■ Problem requirements ■
Retype all the entries word for word, but omit the pictures.

■ Provided entries ■
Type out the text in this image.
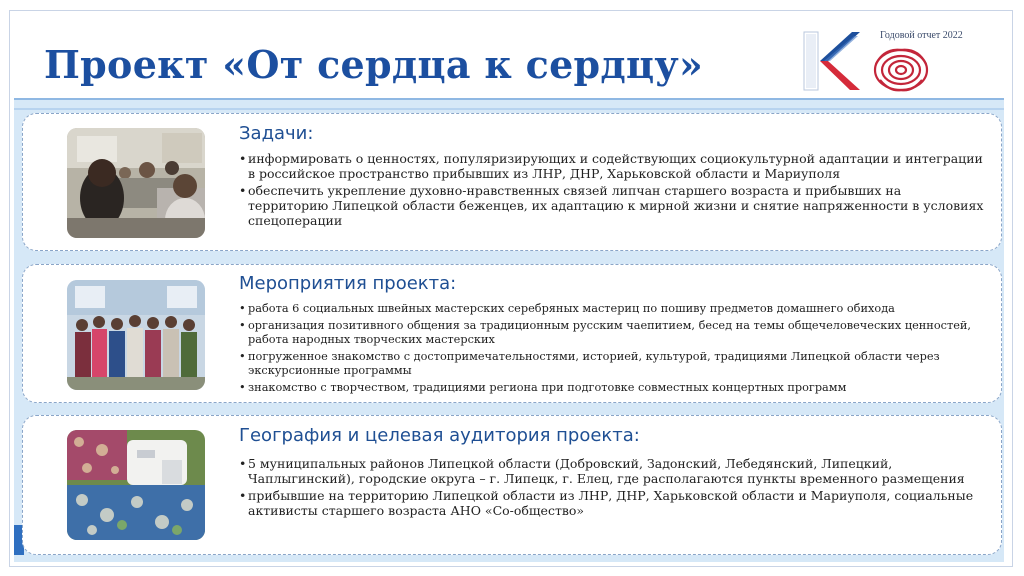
Проект «От сердца к сердцу»
Годовой отчет 2022
Задачи:
• информировать о ценностях, популяризирующих и содействующих социокультурной адаптации и интеграции в российское пространство прибывших из ЛНР, ДНР, Харьковской области и Мариуполя
• обеспечить укрепление духовно-нравственных связей липчан старшего возраста и прибывших на территорию Липецкой области беженцев, их адаптацию к мирной жизни и снятие напряженности в условиях спецоперации
Мероприятия проекта:
• работа 6 социальных швейных мастерских серебряных мастериц по пошиву предметов домашнего обихода
• организация позитивного общения за традиционным русским чаепитием, бесед на темы общечеловеческих ценностей, работа народных творческих мастерских
• погруженное знакомство с достопримечательностями, историей, культурой, традициями Липецкой области через экскурсионные программы
• знакомство с творчеством, традициями региона при подготовке совместных концертных программ
География и целевая аудитория проекта:
• 5 муниципальных районов Липецкой области (Добровский, Задонский, Лебедянский, Липецкий, Чаплыгинский), городские округа – г. Липецк, г. Елец, где располагаются пункты временного размещения
• прибывшие на территорию Липецкой области из ЛНР, ДНР, Харьковской области и Мариуполя, социальные активисты старшего возраста АНО «Со-общество»
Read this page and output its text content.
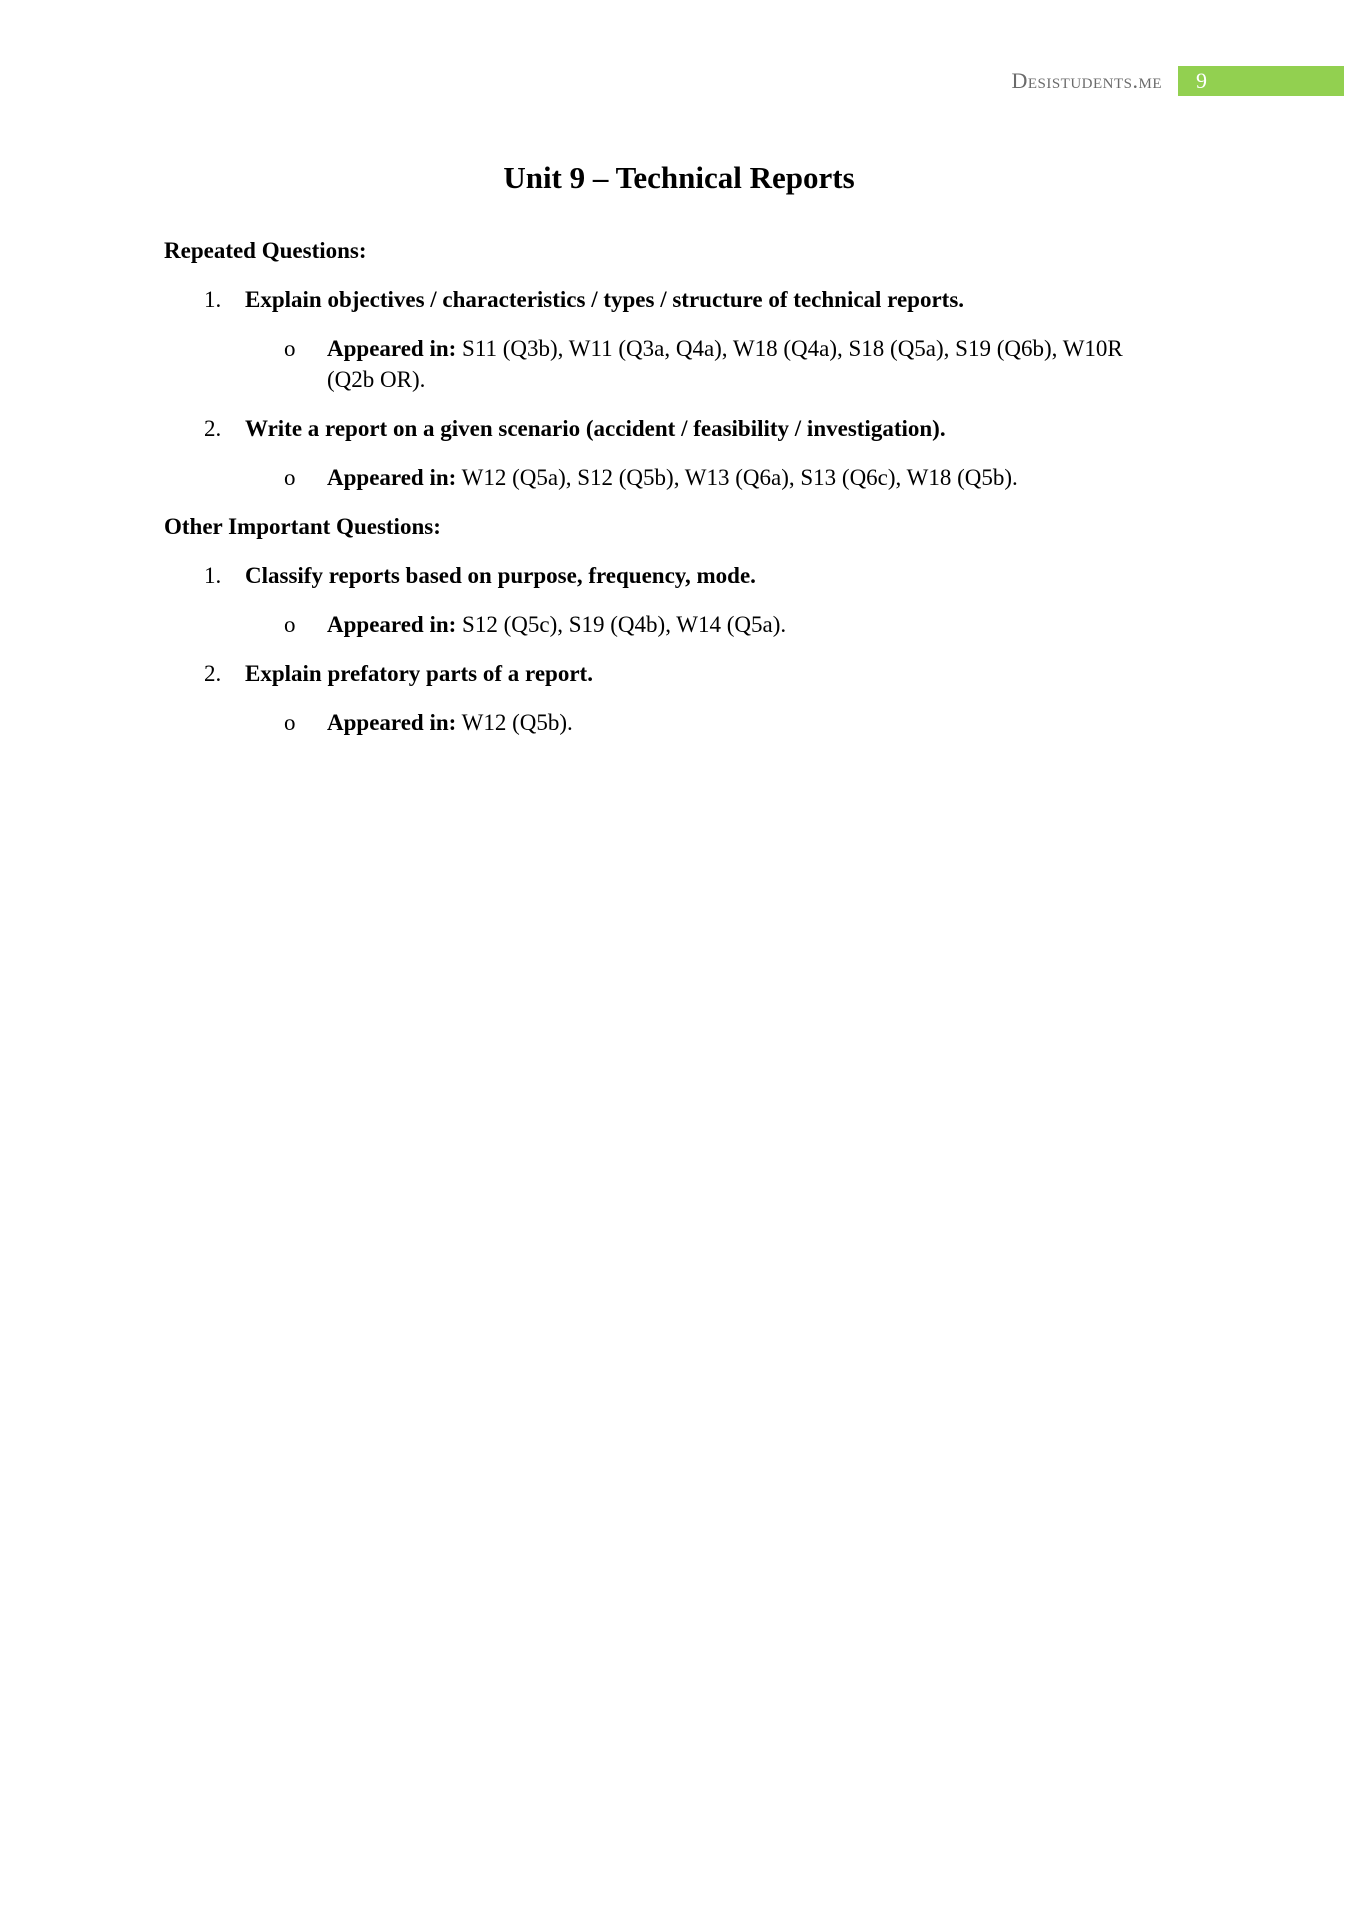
Desistudents.me 9
Unit 9 – Technical Reports

Repeated Questions:

1. Explain objectives / characteristics / types / structure of technical reports.
o Appeared in: S11 (Q3b), W11 (Q3a, Q4a), W18 (Q4a), S18 (Q5a), S19 (Q6b), W10R (Q2b OR).
2. Write a report on a given scenario (accident / feasibility / investigation).
o Appeared in: W12 (Q5a), S12 (Q5b), W13 (Q6a), S13 (Q6c), W18 (Q5b).

Other Important Questions:

1. Classify reports based on purpose, frequency, mode.
o Appeared in: S12 (Q5c), S19 (Q4b), W14 (Q5a).
2. Explain prefatory parts of a report.
o Appeared in: W12 (Q5b).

■ The completed task ■
Type out the text in this image.
Проект «От сердца к сердцу»
Годовой отчет 2022
Задачи:
• информировать о ценностях, популяризирующих и содействующих социокультурной адаптации и интеграции в российское пространство прибывших из ЛНР, ДНР, Харьковской области и Мариуполя
• обеспечить укрепление духовно-нравственных связей липчан старшего возраста и прибывших на территорию Липецкой области беженцев, их адаптацию к мирной жизни и снятие напряженности в условиях спецоперации
Мероприятия проекта:
• работа 6 социальных швейных мастерских серебряных мастериц по пошиву предметов домашнего обихода
• организация позитивного общения за традиционным русским чаепитием, бесед на темы общечеловеческих ценностей, работа народных творческих мастерских
• погруженное знакомство с достопримечательностями, историей, культурой, традициями Липецкой области через экскурсионные программы
• знакомство с творчеством, традициями региона при подготовке совместных концертных программ
География и целевая аудитория проекта:
• 5 муниципальных районов Липецкой области (Добровский, Задонский, Лебедянский, Липецкий, Чаплыгинский), городские округа – г. Липецк, г. Елец, где располагаются пункты временного размещения
• прибывшие на территорию Липецкой области из ЛНР, ДНР, Харьковской области и Мариуполя, социальные активисты старшего возраста АНО «Со-общество»
Read this page and output its text content.
Desistudents.me 9
Unit 9 – Technical Reports

Repeated Questions:

1. Explain objectives / characteristics / types / structure of technical reports.
o Appeared in: S11 (Q3b), W11 (Q3a, Q4a), W18 (Q4a), S18 (Q5a), S19 (Q6b), W10R (Q2b OR).
2. Write a report on a given scenario (accident / feasibility / investigation).
o Appeared in: W12 (Q5a), S12 (Q5b), W13 (Q6a), S13 (Q6c), W18 (Q5b).

Other Important Questions:

1. Classify reports based on purpose, frequency, mode.
o Appeared in: S12 (Q5c), S19 (Q4b), W14 (Q5a).
2. Explain prefatory parts of a report.
o Appeared in: W12 (Q5b).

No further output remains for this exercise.